Page and application data records:
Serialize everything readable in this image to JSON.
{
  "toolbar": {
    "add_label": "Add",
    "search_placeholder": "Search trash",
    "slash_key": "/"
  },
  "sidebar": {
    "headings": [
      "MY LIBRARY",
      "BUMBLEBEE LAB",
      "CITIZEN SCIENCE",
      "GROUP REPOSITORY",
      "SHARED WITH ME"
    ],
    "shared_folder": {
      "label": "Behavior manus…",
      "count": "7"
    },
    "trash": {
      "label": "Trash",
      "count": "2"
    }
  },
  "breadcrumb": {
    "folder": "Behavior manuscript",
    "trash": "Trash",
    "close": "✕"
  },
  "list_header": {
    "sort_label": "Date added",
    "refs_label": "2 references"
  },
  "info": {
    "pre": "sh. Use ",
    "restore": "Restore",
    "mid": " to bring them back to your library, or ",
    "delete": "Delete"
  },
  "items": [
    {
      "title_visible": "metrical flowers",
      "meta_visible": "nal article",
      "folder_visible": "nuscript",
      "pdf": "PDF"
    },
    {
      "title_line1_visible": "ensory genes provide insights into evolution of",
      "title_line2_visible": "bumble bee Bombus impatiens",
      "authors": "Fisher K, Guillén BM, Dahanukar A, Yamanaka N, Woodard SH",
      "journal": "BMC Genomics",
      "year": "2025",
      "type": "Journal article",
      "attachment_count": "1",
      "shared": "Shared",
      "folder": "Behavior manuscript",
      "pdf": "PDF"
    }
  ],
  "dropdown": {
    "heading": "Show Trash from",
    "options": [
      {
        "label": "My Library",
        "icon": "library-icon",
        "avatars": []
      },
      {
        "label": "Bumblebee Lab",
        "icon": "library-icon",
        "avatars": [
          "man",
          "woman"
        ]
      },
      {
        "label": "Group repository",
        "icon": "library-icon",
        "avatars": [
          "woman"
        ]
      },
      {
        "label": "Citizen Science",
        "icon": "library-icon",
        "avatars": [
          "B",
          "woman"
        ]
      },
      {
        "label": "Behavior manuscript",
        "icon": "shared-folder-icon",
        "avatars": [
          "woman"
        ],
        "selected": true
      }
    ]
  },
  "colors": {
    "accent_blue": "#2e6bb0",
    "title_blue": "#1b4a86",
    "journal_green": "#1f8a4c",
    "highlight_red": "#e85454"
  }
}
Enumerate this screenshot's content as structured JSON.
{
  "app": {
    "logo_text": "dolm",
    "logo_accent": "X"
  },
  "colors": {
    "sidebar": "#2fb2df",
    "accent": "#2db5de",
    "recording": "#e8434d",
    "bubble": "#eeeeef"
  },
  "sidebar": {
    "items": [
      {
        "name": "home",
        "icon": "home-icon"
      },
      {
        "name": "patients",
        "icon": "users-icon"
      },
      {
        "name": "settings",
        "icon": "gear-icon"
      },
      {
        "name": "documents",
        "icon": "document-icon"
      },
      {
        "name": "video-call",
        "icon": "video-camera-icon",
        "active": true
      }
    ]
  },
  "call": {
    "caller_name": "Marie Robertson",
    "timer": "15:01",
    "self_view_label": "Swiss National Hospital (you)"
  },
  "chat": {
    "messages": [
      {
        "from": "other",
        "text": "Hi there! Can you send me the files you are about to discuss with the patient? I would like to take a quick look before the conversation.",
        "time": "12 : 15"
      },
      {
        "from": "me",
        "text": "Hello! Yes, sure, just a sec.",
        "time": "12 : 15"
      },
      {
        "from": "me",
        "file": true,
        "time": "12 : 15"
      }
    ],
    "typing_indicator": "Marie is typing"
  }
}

_Exercise prompt_:
Your answer should consist of each line above in which "from" appears.

_Finished task_:
    "heading": "Show Trash from",
        "from": "other",
        "from": "me",
        "from": "me",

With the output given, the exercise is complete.